Saved data entries

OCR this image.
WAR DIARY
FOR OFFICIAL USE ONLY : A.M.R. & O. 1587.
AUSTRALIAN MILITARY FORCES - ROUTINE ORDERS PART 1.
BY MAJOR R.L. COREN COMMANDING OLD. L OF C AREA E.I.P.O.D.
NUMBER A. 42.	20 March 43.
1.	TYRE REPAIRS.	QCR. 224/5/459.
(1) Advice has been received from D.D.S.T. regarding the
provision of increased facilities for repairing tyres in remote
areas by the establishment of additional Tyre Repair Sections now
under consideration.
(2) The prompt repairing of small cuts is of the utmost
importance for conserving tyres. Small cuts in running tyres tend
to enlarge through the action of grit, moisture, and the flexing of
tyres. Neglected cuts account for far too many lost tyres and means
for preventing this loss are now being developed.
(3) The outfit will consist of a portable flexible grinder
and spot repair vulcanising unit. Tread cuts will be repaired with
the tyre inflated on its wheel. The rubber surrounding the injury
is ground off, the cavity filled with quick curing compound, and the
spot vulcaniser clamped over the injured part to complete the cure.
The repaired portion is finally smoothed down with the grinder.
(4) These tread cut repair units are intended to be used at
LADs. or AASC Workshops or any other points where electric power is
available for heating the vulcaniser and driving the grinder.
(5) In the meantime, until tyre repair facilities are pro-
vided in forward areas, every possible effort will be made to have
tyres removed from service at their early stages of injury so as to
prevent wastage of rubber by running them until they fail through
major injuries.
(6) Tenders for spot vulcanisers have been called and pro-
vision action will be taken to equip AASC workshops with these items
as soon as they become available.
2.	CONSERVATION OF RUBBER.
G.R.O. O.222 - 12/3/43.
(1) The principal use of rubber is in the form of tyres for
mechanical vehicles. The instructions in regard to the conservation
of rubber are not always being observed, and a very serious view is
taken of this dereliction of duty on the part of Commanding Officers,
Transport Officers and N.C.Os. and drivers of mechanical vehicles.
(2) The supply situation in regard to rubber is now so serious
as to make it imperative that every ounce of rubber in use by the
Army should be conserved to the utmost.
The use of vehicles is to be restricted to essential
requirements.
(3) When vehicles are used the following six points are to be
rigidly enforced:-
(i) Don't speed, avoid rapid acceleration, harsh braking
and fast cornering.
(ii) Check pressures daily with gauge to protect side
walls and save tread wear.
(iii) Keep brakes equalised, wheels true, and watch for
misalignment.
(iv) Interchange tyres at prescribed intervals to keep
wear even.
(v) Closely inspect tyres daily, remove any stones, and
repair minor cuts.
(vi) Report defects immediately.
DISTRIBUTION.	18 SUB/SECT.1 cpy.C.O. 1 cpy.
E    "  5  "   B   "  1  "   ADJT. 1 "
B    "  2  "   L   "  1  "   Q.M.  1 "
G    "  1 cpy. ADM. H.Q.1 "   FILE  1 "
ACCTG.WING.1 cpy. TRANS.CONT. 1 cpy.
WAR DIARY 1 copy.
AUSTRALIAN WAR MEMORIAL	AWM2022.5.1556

- Objective -
Restate the whole listing exactly, leaving out nothing.

- Exercise output -
OCR this image.
WAR DIARY
FOR OFFICIAL USE ONLY : A.M.R. & O. 1587.
AUSTRALIAN MILITARY FORCES - ROUTINE ORDERS PART 1.
BY MAJOR R.L. COREN COMMANDING OLD. L OF C AREA E.I.P.O.D.
NUMBER A. 42.	20 March 43.
1.	TYRE REPAIRS.	QCR. 224/5/459.
(1) Advice has been received from D.D.S.T. regarding the
provision of increased facilities for repairing tyres in remote
areas by the establishment of additional Tyre Repair Sections now
under consideration.
(2) The prompt repairing of small cuts is of the utmost
importance for conserving tyres. Small cuts in running tyres tend
to enlarge through the action of grit, moisture, and the flexing of
tyres. Neglected cuts account for far too many lost tyres and means
for preventing this loss are now being developed.
(3) The outfit will consist of a portable flexible grinder
and spot repair vulcanising unit. Tread cuts will be repaired with
the tyre inflated on its wheel. The rubber surrounding the injury
is ground off, the cavity filled with quick curing compound, and the
spot vulcaniser clamped over the injured part to complete the cure.
The repaired portion is finally smoothed down with the grinder.
(4) These tread cut repair units are intended to be used at
LADs. or AASC Workshops or any other points where electric power is
available for heating the vulcaniser and driving the grinder.
(5) In the meantime, until tyre repair facilities are pro-
vided in forward areas, every possible effort will be made to have
tyres removed from service at their early stages of injury so as to
prevent wastage of rubber by running them until they fail through
major injuries.
(6) Tenders for spot vulcanisers have been called and pro-
vision action will be taken to equip AASC workshops with these items
as soon as they become available.
2.	CONSERVATION OF RUBBER.
G.R.O. O.222 - 12/3/43.
(1) The principal use of rubber is in the form of tyres for
mechanical vehicles. The instructions in regard to the conservation
of rubber are not always being observed, and a very serious view is
taken of this dereliction of duty on the part of Commanding Officers,
Transport Officers and N.C.Os. and drivers of mechanical vehicles.
(2) The supply situation in regard to rubber is now so serious
as to make it imperative that every ounce of rubber in use by the
Army should be conserved to the utmost.
The use of vehicles is to be restricted to essential
requirements.
(3) When vehicles are used the following six points are to be
rigidly enforced:-
(i) Don't speed, avoid rapid acceleration, harsh braking
and fast cornering.
(ii) Check pressures daily with gauge to protect side
walls and save tread wear.
(iii) Keep brakes equalised, wheels true, and watch for
misalignment.
(iv) Interchange tyres at prescribed intervals to keep
wear even.
(v) Closely inspect tyres daily, remove any stones, and
repair minor cuts.
(vi) Report defects immediately.
DISTRIBUTION.	18 SUB/SECT.1 cpy.C.O. 1 cpy.
E    "  5  "   B   "  1  "   ADJT. 1 "
B    "  2  "   L   "  1  "   Q.M.  1 "
G    "  1 cpy. ADM. H.Q.1 "   FILE  1 "
ACCTG.WING.1 cpy. TRANS.CONT. 1 cpy.
WAR DIARY 1 copy.
AUSTRALIAN WAR MEMORIAL	AWM2022.5.1556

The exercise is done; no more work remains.